WHAT THE TASK REQUIRES
Copy every record below exactly.

ENTRIES
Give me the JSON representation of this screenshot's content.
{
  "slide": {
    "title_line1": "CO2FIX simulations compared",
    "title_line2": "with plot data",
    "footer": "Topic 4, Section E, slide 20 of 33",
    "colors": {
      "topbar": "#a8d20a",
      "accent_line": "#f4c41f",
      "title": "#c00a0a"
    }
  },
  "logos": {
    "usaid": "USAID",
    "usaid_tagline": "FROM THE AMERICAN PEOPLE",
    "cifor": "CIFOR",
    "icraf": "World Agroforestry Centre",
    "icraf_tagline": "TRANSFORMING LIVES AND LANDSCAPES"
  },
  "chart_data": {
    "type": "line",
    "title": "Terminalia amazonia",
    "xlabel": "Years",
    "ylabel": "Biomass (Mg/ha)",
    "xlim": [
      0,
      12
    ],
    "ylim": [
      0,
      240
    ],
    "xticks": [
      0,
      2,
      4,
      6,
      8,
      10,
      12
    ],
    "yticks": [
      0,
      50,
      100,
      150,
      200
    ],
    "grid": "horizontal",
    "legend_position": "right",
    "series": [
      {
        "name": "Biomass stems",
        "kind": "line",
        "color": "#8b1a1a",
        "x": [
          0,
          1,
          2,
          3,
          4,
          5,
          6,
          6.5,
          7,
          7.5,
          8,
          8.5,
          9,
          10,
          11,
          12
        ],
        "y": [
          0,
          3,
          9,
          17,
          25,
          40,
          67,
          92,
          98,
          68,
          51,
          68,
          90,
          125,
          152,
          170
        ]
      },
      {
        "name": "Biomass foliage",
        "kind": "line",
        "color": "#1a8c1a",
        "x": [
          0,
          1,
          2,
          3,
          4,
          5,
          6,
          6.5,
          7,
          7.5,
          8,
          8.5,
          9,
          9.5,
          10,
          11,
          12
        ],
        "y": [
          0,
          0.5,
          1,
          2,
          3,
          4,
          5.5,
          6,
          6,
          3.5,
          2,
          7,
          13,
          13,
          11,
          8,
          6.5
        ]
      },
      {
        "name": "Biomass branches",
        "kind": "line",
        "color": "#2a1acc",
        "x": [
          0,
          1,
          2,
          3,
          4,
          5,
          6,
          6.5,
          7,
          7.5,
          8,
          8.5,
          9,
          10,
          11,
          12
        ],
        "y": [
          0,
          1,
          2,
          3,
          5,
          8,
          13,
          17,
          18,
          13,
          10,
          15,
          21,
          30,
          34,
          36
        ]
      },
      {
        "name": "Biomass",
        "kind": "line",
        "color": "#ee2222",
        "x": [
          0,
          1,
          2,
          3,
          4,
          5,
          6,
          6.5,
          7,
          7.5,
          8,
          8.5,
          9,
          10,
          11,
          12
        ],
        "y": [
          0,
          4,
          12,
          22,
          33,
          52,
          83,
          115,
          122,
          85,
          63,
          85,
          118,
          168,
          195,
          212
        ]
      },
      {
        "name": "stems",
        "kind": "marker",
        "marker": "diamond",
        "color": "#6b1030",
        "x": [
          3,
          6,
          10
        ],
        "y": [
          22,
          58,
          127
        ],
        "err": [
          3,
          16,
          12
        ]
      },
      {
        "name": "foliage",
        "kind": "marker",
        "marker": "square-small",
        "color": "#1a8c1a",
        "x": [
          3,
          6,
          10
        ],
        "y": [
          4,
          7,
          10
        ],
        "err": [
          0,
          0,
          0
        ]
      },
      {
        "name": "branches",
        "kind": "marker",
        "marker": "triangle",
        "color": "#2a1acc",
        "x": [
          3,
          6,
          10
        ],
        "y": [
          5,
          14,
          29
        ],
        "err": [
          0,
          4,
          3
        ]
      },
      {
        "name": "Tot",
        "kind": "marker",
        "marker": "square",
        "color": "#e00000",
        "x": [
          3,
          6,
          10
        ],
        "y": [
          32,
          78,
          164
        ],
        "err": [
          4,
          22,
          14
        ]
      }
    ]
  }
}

RESULT OF THE TASK
Give me the JSON representation of this screenshot's content.
{
  "slide": {
    "title_line1": "CO2FIX simulations compared",
    "title_line2": "with plot data",
    "footer": "Topic 4, Section E, slide 20 of 33",
    "colors": {
      "topbar": "#a8d20a",
      "accent_line": "#f4c41f",
      "title": "#c00a0a"
    }
  },
  "logos": {
    "usaid": "USAID",
    "usaid_tagline": "FROM THE AMERICAN PEOPLE",
    "cifor": "CIFOR",
    "icraf": "World Agroforestry Centre",
    "icraf_tagline": "TRANSFORMING LIVES AND LANDSCAPES"
  },
  "chart_data": {
    "type": "line",
    "title": "Terminalia amazonia",
    "xlabel": "Years",
    "ylabel": "Biomass (Mg/ha)",
    "xlim": [
      0,
      12
    ],
    "ylim": [
      0,
      240
    ],
    "xticks": [
      0,
      2,
      4,
      6,
      8,
      10,
      12
    ],
    "yticks": [
      0,
      50,
      100,
      150,
      200
    ],
    "grid": "horizontal",
    "legend_position": "right",
    "series": [
      {
        "name": "Biomass stems",
        "kind": "line",
        "color": "#8b1a1a",
        "x": [
          0,
          1,
          2,
          3,
          4,
          5,
          6,
          6.5,
          7,
          7.5,
          8,
          8.5,
          9,
          10,
          11,
          12
        ],
        "y": [
          0,
          3,
          9,
          17,
          25,
          40,
          67,
          92,
          98,
          68,
          51,
          68,
          90,
          125,
          152,
          170
        ]
      },
      {
        "name": "Biomass foliage",
        "kind": "line",
        "color": "#1a8c1a",
        "x": [
          0,
          1,
          2,
          3,
          4,
          5,
          6,
          6.5,
          7,
          7.5,
          8,
          8.5,
          9,
          9.5,
          10,
          11,
          12
        ],
        "y": [
          0,
          0.5,
          1,
          2,
          3,
          4,
          5.5,
          6,
          6,
          3.5,
          2,
          7,
          13,
          13,
          11,
          8,
          6.5
        ]
      },
      {
        "name": "Biomass branches",
        "kind": "line",
        "color": "#2a1acc",
        "x": [
          0,
          1,
          2,
          3,
          4,
          5,
          6,
          6.5,
          7,
          7.5,
          8,
          8.5,
          9,
          10,
          11,
          12
        ],
        "y": [
          0,
          1,
          2,
          3,
          5,
          8,
          13,
          17,
          18,
          13,
          10,
          15,
          21,
          30,
          34,
          36
        ]
      },
      {
        "name": "Biomass",
        "kind": "line",
        "color": "#ee2222",
        "x": [
          0,
          1,
          2,
          3,
          4,
          5,
          6,
          6.5,
          7,
          7.5,
          8,
          8.5,
          9,
          10,
          11,
          12
        ],
        "y": [
          0,
          4,
          12,
          22,
          33,
          52,
          83,
          115,
          122,
          85,
          63,
          85,
          118,
          168,
          195,
          212
        ]
      },
      {
        "name": "stems",
        "kind": "marker",
        "marker": "diamond",
        "color": "#6b1030",
        "x": [
          3,
          6,
          10
        ],
        "y": [
          22,
          58,
          127
        ],
        "err": [
          3,
          16,
          12
        ]
      },
      {
        "name": "foliage",
        "kind": "marker",
        "marker": "square-small",
        "color": "#1a8c1a",
        "x": [
          3,
          6,
          10
        ],
        "y": [
          4,
          7,
          10
        ],
        "err": [
          0,
          0,
          0
        ]
      },
      {
        "name": "branches",
        "kind": "marker",
        "marker": "triangle",
        "color": "#2a1acc",
        "x": [
          3,
          6,
          10
        ],
        "y": [
          5,
          14,
          29
        ],
        "err": [
          0,
          4,
          3
        ]
      },
      {
        "name": "Tot",
        "kind": "marker",
        "marker": "square",
        "color": "#e00000",
        "x": [
          3,
          6,
          10
        ],
        "y": [
          32,
          78,
          164
        ],
        "err": [
          4,
          22,
          14
        ]
      }
    ]
  }
}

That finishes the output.